**Material supplied**:

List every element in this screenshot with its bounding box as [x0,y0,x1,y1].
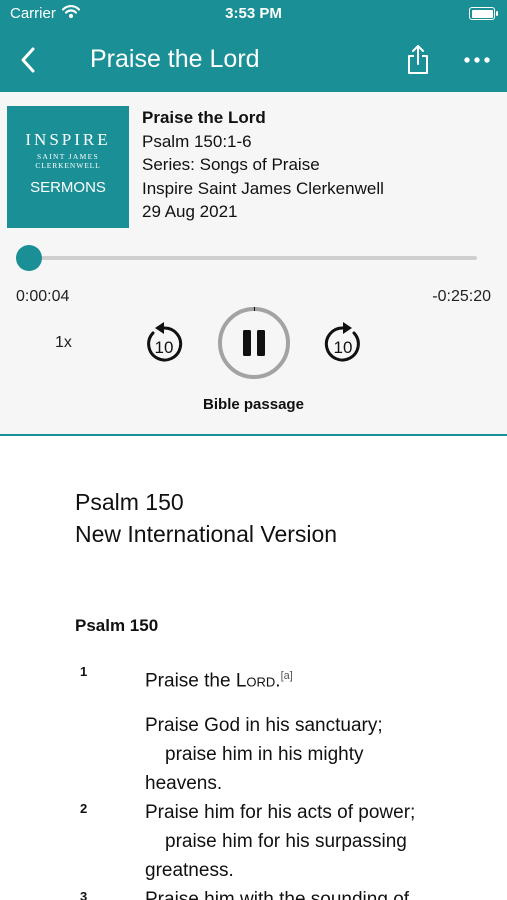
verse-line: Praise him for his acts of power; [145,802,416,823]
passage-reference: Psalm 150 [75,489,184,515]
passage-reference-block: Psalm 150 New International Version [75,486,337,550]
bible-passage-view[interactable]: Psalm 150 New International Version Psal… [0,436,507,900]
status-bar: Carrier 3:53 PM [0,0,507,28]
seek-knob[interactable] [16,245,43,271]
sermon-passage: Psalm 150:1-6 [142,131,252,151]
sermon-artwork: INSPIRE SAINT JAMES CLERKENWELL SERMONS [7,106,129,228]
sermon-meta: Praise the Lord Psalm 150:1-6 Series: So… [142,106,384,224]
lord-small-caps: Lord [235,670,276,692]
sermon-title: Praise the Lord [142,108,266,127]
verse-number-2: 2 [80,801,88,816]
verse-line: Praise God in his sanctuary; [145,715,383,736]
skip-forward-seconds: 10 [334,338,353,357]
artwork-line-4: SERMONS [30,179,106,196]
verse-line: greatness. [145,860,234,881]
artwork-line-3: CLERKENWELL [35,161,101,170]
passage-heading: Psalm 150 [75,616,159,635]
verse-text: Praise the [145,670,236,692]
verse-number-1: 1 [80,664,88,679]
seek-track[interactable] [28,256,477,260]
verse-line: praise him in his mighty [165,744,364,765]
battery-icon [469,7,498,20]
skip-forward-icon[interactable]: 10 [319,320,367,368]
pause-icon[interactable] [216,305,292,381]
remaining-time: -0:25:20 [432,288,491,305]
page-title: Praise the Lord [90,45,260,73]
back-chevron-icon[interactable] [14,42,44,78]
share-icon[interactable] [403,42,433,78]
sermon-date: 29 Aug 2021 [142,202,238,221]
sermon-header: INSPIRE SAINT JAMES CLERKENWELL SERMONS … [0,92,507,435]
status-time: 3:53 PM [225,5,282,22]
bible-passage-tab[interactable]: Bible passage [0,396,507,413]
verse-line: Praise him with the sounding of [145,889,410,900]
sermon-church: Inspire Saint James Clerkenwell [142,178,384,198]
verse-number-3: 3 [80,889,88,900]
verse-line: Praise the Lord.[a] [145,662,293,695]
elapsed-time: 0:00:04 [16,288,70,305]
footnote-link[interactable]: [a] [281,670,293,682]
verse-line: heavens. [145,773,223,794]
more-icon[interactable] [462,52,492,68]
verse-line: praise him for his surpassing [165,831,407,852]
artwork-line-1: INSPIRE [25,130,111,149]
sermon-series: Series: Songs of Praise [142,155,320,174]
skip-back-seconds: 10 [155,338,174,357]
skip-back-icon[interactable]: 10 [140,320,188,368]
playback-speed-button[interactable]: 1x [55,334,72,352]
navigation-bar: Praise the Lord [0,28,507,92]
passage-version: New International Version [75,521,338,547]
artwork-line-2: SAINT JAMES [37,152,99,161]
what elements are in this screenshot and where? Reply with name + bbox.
* * *
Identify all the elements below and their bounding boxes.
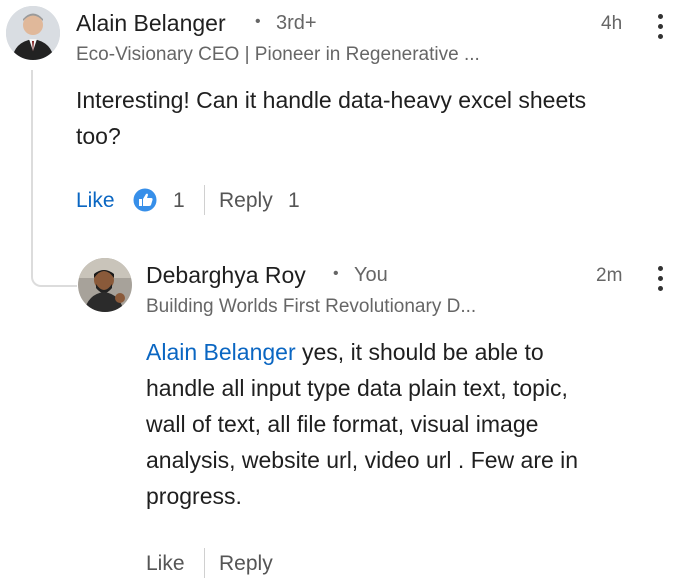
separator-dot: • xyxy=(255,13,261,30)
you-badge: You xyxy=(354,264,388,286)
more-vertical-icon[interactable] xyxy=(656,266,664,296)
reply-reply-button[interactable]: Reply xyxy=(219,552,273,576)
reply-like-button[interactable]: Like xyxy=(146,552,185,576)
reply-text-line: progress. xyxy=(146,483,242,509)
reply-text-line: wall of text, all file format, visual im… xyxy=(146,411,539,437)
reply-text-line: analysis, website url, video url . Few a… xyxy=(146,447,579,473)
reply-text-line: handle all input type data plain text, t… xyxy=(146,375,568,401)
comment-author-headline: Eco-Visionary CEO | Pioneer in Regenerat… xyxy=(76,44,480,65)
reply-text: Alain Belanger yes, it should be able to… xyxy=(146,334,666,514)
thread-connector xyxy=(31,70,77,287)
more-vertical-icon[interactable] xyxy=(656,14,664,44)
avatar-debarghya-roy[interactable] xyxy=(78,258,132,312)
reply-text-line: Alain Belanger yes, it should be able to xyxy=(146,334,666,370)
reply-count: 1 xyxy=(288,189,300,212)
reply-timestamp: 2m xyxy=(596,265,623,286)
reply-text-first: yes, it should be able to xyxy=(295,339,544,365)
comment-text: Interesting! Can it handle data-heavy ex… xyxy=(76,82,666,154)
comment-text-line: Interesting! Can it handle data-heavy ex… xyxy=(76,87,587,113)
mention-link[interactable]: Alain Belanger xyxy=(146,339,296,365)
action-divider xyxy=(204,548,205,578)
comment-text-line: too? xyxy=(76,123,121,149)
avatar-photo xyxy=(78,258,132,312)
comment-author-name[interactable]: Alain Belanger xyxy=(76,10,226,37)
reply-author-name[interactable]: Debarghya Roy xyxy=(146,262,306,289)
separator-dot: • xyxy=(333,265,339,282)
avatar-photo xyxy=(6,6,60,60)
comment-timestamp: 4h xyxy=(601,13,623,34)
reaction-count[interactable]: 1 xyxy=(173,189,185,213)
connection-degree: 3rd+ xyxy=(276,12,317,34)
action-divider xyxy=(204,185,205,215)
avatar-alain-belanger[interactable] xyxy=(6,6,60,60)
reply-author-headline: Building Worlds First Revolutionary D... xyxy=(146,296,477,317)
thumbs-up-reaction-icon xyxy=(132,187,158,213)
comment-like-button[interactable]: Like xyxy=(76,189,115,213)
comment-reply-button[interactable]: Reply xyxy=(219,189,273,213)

**Instruction**: Convert the records starting at the line that contains "separator-dot: • xyxy=(255,13,261,30)" and ending at the line that contains "reply-text-line: progress. xyxy=(146,483,242,509)" into a Markdown table with the columns Row and Line. Number each row and leave out any blank lines.

**Response to the exercise**:
| Row | Line |
|---|---|
| 1 | separator-dot: • xyxy=(255,13,261,30) |
| 2 | you-badge: You xyxy=(354,264,388,286) |
| 3 | more-vertical-icon[interactable] xyxy=(656,266,664,296) |
| 4 | reply-reply-button[interactable]: Reply xyxy=(219,552,273,576) |
| 5 | reply-like-button[interactable]: Like xyxy=(146,552,185,576) |
| 6 | reply-text-line: progress. xyxy=(146,483,242,509) |